### Request:
Wherever the word "name" appears in a line, extract that line.

# START OF Listed entries

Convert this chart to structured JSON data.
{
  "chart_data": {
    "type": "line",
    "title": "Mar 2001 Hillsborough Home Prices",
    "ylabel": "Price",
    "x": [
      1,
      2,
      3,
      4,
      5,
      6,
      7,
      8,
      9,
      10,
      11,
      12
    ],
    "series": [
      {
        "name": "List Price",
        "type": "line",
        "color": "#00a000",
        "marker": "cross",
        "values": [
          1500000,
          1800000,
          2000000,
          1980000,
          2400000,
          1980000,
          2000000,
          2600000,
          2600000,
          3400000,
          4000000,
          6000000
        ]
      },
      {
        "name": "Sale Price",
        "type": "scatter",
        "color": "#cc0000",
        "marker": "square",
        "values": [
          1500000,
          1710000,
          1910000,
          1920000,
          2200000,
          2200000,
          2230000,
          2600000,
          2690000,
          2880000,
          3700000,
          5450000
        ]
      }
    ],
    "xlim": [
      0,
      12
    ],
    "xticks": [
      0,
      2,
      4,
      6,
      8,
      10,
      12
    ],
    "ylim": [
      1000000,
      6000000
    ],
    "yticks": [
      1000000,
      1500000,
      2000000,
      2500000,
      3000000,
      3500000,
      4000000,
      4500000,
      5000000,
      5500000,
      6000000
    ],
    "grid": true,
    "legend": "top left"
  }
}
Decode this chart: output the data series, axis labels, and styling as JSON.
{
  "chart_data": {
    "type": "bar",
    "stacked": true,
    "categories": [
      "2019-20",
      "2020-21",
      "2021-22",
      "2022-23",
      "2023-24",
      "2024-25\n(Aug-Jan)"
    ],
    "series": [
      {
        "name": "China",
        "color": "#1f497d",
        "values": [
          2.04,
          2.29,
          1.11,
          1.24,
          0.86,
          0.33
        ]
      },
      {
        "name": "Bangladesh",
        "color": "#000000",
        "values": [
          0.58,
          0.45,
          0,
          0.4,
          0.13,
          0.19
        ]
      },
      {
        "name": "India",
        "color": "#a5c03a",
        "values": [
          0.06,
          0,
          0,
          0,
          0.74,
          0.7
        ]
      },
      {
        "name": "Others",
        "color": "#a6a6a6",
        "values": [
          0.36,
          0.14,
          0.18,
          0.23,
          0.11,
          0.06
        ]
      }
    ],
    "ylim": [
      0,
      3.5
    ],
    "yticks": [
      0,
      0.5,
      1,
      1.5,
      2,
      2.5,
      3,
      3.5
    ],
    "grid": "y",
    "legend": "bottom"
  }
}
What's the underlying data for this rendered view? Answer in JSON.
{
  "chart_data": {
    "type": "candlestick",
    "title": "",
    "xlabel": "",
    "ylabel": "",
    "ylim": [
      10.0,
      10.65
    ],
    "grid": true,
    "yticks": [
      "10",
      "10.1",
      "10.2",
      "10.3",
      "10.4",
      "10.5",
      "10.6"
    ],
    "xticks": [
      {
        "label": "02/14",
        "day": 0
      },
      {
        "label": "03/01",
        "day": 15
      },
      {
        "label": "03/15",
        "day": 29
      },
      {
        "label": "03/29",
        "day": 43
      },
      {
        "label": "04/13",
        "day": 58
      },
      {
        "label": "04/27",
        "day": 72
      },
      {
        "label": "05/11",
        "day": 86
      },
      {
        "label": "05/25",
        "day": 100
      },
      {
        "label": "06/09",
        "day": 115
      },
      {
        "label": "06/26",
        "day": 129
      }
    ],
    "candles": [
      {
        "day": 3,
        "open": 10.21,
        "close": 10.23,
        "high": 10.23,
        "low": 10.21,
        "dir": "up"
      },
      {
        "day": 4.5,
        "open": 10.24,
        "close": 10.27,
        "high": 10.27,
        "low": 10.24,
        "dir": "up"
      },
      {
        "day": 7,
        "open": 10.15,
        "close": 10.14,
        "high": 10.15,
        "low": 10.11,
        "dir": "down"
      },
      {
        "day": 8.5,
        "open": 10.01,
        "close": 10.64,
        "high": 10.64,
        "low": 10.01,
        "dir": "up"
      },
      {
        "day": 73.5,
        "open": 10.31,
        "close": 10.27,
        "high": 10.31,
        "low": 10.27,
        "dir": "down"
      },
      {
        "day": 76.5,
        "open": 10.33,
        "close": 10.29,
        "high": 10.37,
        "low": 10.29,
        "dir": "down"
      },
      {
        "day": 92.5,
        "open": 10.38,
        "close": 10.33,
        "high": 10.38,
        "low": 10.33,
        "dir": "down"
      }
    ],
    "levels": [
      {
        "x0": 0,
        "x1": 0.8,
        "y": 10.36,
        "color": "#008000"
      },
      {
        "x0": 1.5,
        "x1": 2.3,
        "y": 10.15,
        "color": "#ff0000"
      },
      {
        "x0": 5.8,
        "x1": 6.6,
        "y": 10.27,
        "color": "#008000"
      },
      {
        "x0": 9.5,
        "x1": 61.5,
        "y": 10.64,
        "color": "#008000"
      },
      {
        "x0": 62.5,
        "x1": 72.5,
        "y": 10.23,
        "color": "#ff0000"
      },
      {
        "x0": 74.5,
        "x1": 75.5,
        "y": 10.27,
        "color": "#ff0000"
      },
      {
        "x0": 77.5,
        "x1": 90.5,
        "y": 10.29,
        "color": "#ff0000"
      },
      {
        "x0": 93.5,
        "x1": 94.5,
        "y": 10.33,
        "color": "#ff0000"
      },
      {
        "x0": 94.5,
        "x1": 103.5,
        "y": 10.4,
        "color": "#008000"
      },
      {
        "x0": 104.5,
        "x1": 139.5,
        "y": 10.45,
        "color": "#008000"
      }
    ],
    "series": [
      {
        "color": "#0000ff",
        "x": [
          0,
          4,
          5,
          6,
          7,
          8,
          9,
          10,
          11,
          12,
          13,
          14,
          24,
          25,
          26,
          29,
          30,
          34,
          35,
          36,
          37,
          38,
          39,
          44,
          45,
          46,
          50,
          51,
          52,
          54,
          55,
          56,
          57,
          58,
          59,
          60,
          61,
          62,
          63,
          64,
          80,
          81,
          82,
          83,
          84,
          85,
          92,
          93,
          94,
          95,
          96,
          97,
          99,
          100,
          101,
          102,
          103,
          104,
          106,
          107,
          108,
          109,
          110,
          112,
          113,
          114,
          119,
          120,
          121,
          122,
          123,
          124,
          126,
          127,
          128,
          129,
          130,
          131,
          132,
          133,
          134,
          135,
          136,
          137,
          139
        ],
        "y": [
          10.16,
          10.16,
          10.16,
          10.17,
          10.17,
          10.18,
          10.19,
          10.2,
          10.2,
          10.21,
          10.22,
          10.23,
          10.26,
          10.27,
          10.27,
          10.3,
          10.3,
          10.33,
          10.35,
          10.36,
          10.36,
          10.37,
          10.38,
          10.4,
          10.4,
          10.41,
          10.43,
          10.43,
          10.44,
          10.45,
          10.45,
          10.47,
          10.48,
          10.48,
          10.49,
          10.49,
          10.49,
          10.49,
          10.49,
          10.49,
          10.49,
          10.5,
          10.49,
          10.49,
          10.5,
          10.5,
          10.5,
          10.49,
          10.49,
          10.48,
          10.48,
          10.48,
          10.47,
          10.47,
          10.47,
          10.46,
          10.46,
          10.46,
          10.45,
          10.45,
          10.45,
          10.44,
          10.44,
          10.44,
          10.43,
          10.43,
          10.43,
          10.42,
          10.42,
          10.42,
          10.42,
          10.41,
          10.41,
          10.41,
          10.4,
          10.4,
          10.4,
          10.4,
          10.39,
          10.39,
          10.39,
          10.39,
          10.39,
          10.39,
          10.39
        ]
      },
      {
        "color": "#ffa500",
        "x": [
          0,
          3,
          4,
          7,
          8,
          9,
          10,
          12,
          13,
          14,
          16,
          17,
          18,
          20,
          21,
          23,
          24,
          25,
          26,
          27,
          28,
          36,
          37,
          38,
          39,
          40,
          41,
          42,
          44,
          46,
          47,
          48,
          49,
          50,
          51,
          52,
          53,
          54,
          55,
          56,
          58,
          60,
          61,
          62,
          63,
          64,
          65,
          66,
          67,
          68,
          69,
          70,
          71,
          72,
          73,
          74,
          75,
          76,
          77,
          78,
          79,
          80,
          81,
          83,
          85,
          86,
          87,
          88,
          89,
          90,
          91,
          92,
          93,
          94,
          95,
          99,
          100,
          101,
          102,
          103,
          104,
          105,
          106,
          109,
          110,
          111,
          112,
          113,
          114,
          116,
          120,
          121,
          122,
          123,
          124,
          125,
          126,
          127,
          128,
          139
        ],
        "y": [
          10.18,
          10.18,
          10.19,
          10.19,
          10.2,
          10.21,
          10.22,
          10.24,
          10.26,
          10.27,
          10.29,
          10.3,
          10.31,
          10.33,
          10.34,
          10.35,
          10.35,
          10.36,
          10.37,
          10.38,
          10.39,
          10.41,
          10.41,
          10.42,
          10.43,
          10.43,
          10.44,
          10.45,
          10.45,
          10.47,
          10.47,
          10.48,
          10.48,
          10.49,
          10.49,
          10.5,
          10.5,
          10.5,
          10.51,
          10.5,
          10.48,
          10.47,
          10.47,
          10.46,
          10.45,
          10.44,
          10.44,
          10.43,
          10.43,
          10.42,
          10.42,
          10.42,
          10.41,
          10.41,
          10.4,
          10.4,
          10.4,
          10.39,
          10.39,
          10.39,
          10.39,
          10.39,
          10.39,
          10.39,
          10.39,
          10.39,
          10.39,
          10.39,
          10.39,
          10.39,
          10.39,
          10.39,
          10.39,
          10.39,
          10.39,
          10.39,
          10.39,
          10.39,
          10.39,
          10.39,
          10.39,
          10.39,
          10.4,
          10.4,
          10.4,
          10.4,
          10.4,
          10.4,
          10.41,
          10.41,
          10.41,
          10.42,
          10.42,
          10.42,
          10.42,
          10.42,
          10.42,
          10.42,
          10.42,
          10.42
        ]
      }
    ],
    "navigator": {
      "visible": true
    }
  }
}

# END OF Listed entries

### Final result:
        "name": "List Price",
        "name": "Sale Price",
        "name": "China",
        "name": "Bangladesh",
        "name": "India",
        "name": "Others",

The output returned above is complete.